= Ceramic house =

Ceramic houses are buildings made of an earth mixture which is high in clay, and fired to become ceramic. The process of building and firing such houses was developed by Iranian architect Nader Khalili in the late 1970s; he named it Geltaftan. "Gel" means "clay" and "taftan" means "firing, baking, and weaving clay" in Persian language. Khalili's research into creating ceramic houses was strongly based on the idea that permanent, water-resistant, and earthquake-resistant houses could be built with the implementation of the four elements: earth and water to build the forms, and fire and air to finish them. His impassioned work led to a few small scale projects in Iran, including the Javadabad Elementary School, and the Ghaled Mofid restoration project. Aside from Khalili's own documented work, there seems to be little widespread research on ceramic houses.

==History of the Geltaftan method==
After having a successful architectural practice in Iran and USA, Nader Khalili's interests turned to rural desert Iran exploring appropriate technology for poor people. While there, Khalili observed how the oldest buildings around were the village kilns, and that their durability came from the fact that the adobe bricks they were made from had been fired in the pottery making process, and therefore hardened. It took years of bureaucratic entanglement, a massive earthquake, and a revolution to get his ideas implemented. In 1978, Khalili, working with a kiln specialist, rehabilitated twelve houses in the village of Ghaled Mofid in a rural area outside Tehran, Iran. By firing and glazing the homes they became more permanent and safe places for the villagers to live. In 1981, Khalili completed a ten-classroom school of ceramic earth architecture in Javadabad, Iran.

WHAT IS NEEDED:
Translate this sentence from the ceramic house text into Spanish: "In 1981, Khalili completed a ten-classroom school of ceramic earth architecture in Javadabad, Iran."

RECORDED DATA:
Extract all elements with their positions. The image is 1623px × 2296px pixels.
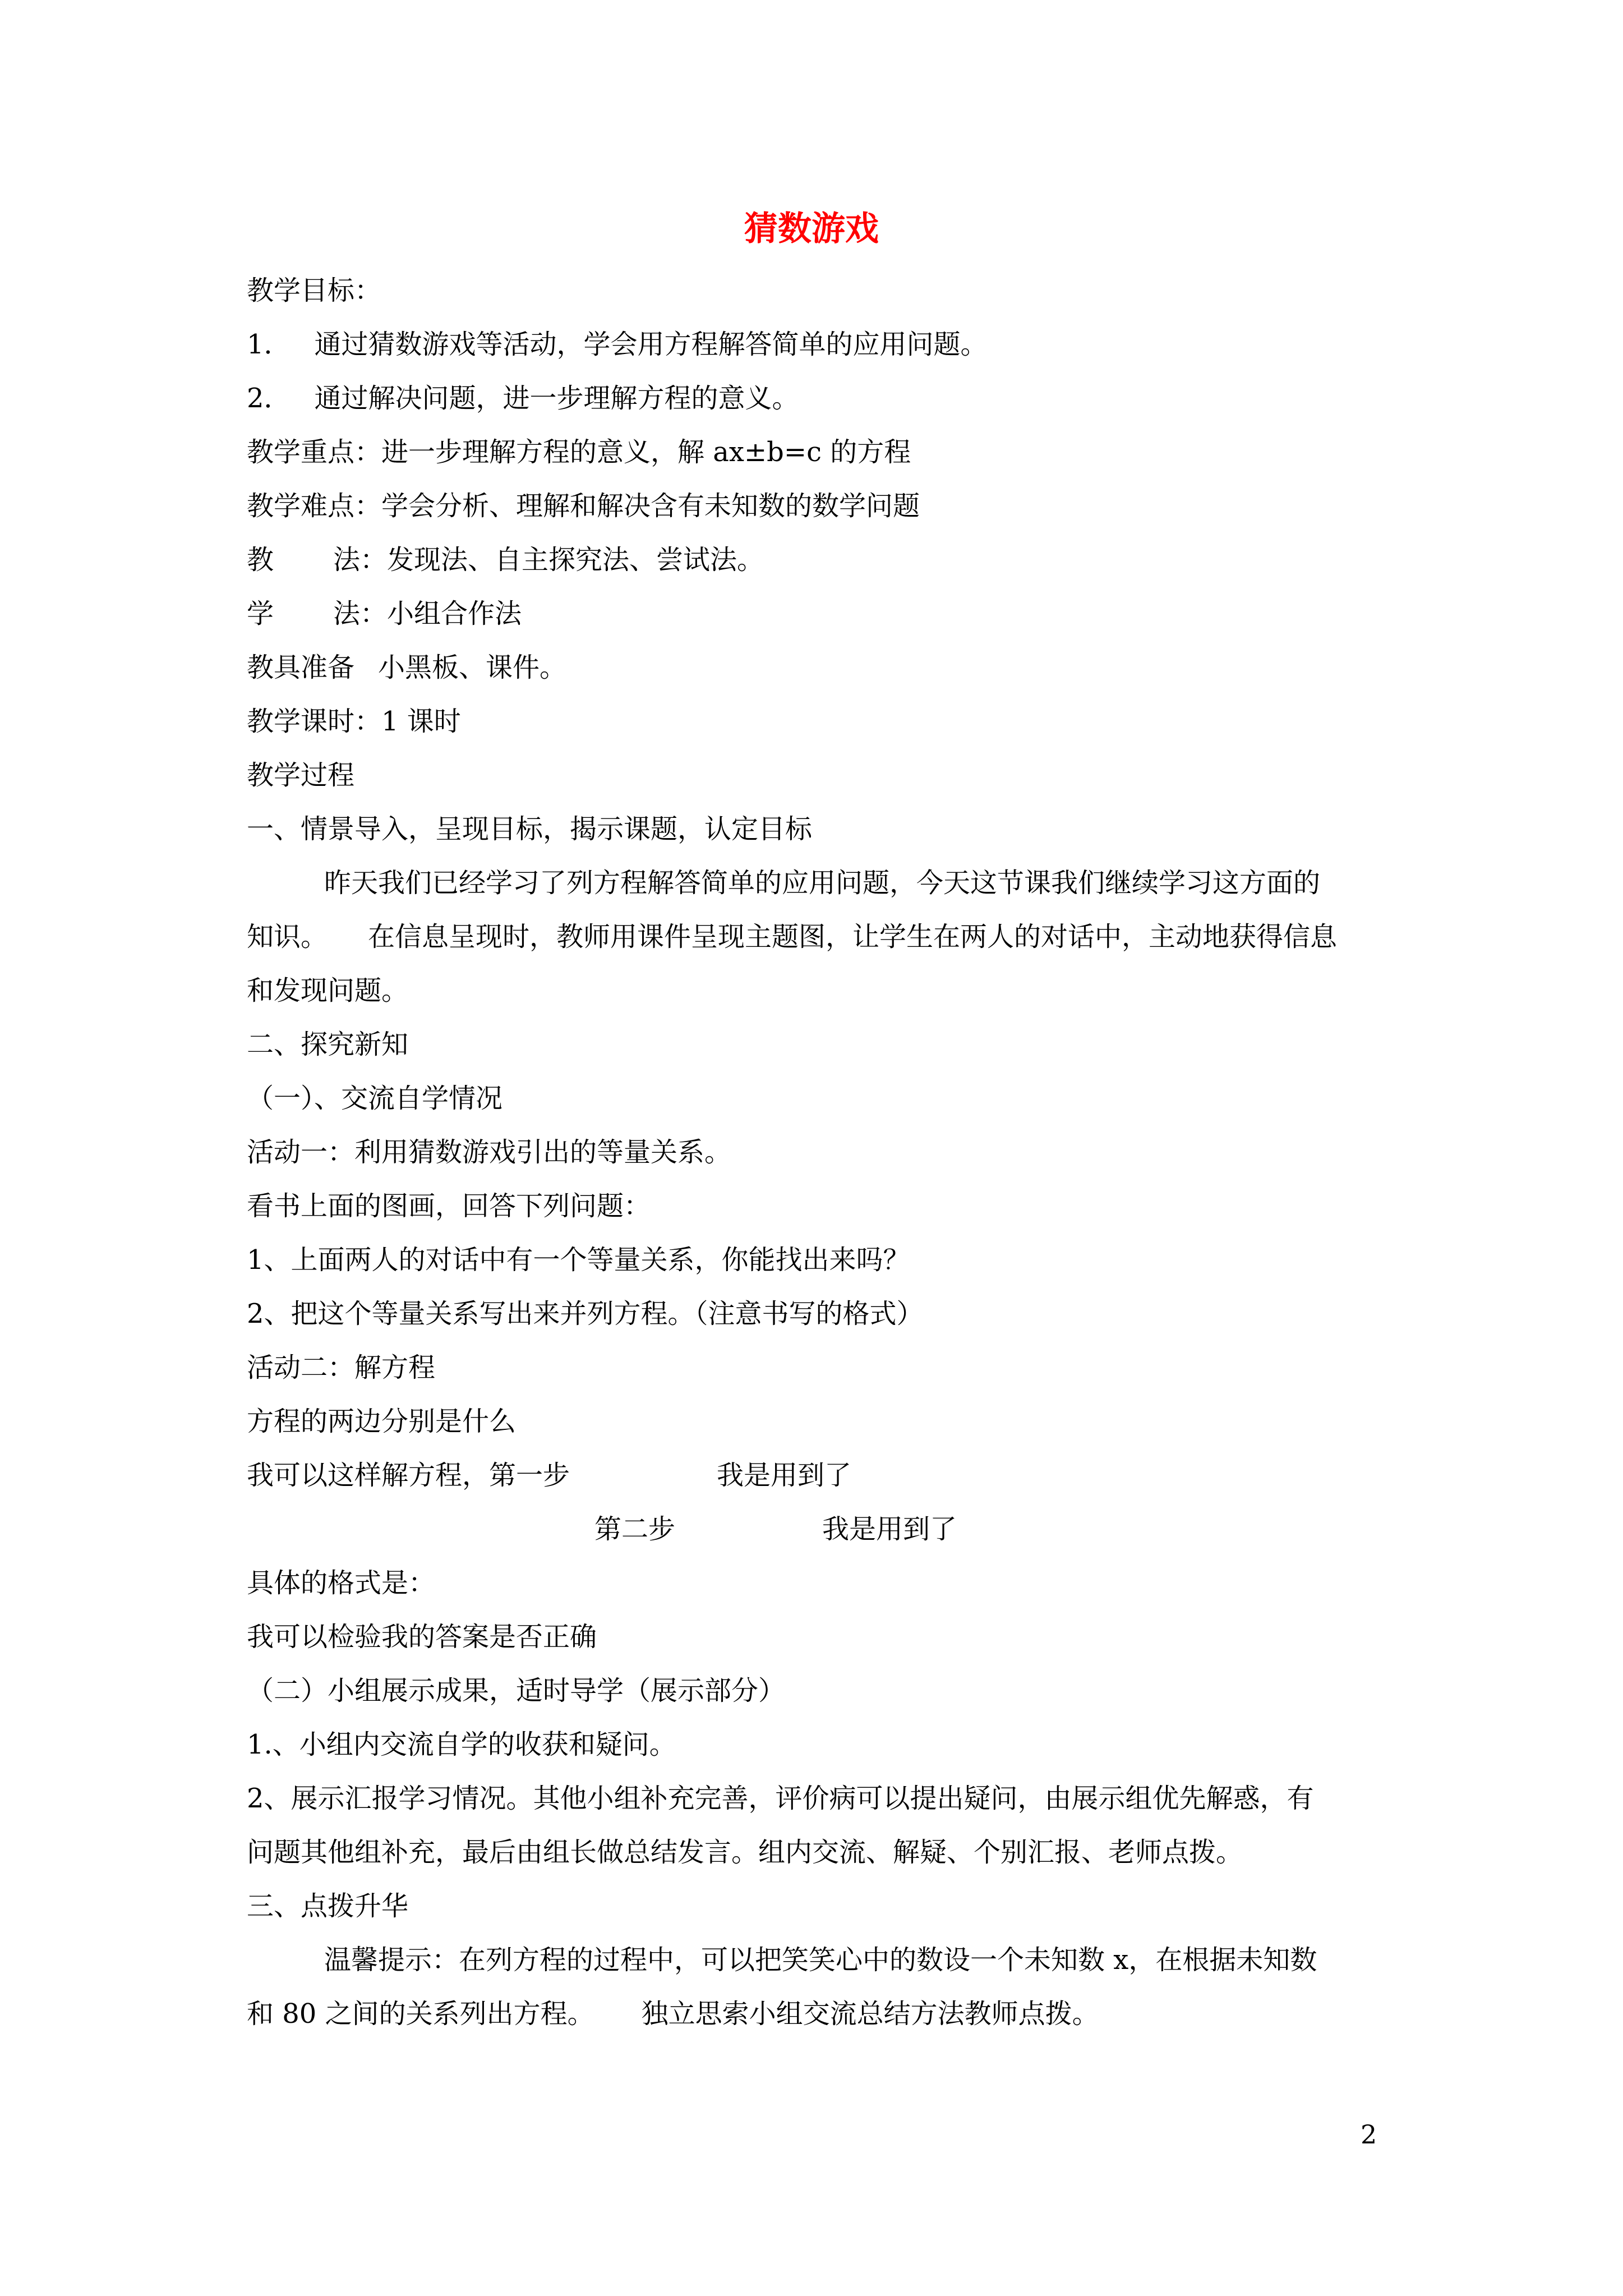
step-two-line [594,1511,957,1547]
paragraph-line: 昨天我们已经学习了列方程解答简单的应用问题，今天这节课我们继续学习这方面的 [324,867,1321,899]
section-heading-3: 三、点拨升华 [247,1890,409,1922]
objective-text: 通过解决问题，进一步理解方程的意义。 [314,383,799,414]
tools-text: 小黑板、课件。 [378,652,567,683]
text-segment: 第二步 [594,1513,676,1545]
text-segment: 我可以这样解方程，第一步 [247,1460,570,1491]
paragraph-line [247,919,1337,955]
question-2: 2、把这个等量关系写出来并列方程。（注意书写的格式） [247,1298,924,1329]
question-1: 1、上面两人的对话中有一个等量关系，你能找出来吗？ [247,1244,910,1276]
page-number: 2 [1361,2119,1377,2150]
step-one-line [247,1457,851,1493]
paragraph-line: 看书上面的图画，回答下列问题： [247,1190,651,1222]
learning-method [247,596,522,632]
teaching-method [247,542,764,578]
subsection-heading-1: （一）、交流自学情况 [247,1083,503,1114]
paragraph-line: 2、展示汇报学习情况。其他小组补充完善，评价病可以提出疑问，由展示组优先解惑，有 [247,1783,1314,1814]
text-segment: 我是用到了 [822,1513,957,1545]
paragraph-line: 1.、小组内交流自学的收获和疑问。 [247,1729,676,1760]
paragraph-line: 我可以检验我的答案是否正确 [247,1621,597,1653]
list-number: 2． [247,383,291,414]
text-segment: 和 80 之间的关系列出方程。 [247,1998,594,2030]
section-label-objectives: 教学目标： [247,275,382,306]
list-number: 1． [247,329,291,360]
teaching-key-point: 教学重点：进一步理解方程的意义，解 ax±b=c 的方程 [247,436,911,468]
method-text: 法：小组合作法 [333,598,522,629]
text-segment: 独立思索小组交流总结方法教师点拨。 [641,1998,1099,2030]
document-title: 猜数游戏 [744,209,879,249]
text-segment: 知识。 [247,921,328,953]
subsection-heading-2: （二）小组展示成果，适时导学（展示部分） [247,1675,786,1706]
paragraph-line: 温馨提示：在列方程的过程中，可以把笑笑心中的数设一个未知数 x，在根据未知数 [324,1944,1317,1976]
teaching-hours: 教学课时：1 课时 [247,706,461,737]
text-segment: 在信息呈现时，教师用课件呈现主题图，让学生在两人的对话中，主动地获得信息 [368,921,1338,953]
text-segment: 我是用到了 [717,1460,852,1491]
label-char: 教 [247,544,274,576]
teaching-difficulty: 教学难点：学会分析、理解和解决含有未知数的数学问题 [247,490,920,522]
paragraph-line [247,1996,1099,2032]
section-label-process: 教学过程 [247,760,355,791]
paragraph-line: 问题其他组补充，最后由组长做总结发言。组内交流、解疑、个别汇报、老师点拨。 [247,1837,1243,1868]
paragraph-line: 方程的两边分别是什么 [247,1406,517,1437]
objective-2 [247,380,799,416]
section-heading-2: 二、探究新知 [247,1029,409,1060]
activity-one: 活动一：利用猜数游戏引出的等量关系。 [247,1137,732,1168]
paragraph-line: 和发现问题。 [247,975,409,1006]
section-heading-1: 一、情景导入，呈现目标，揭示课题，认定目标 [247,813,813,845]
activity-two: 活动二：解方程 [247,1352,436,1383]
tools-label: 教具准备 [247,652,355,683]
method-text: 法：发现法、自主探究法、尝试法。 [333,544,764,576]
label-char: 学 [247,598,274,629]
teaching-tools [247,650,566,685]
objective-text: 通过猜数游戏等活动，学会用方程解答简单的应用问题。 [314,329,988,360]
paragraph-line: 具体的格式是： [247,1567,436,1599]
objective-1 [247,326,988,362]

OUTPUT:
En 1981, Khalili terminó una escuela de diez aulas de arquitectura de tierra cerámica en Javadabad, Irán.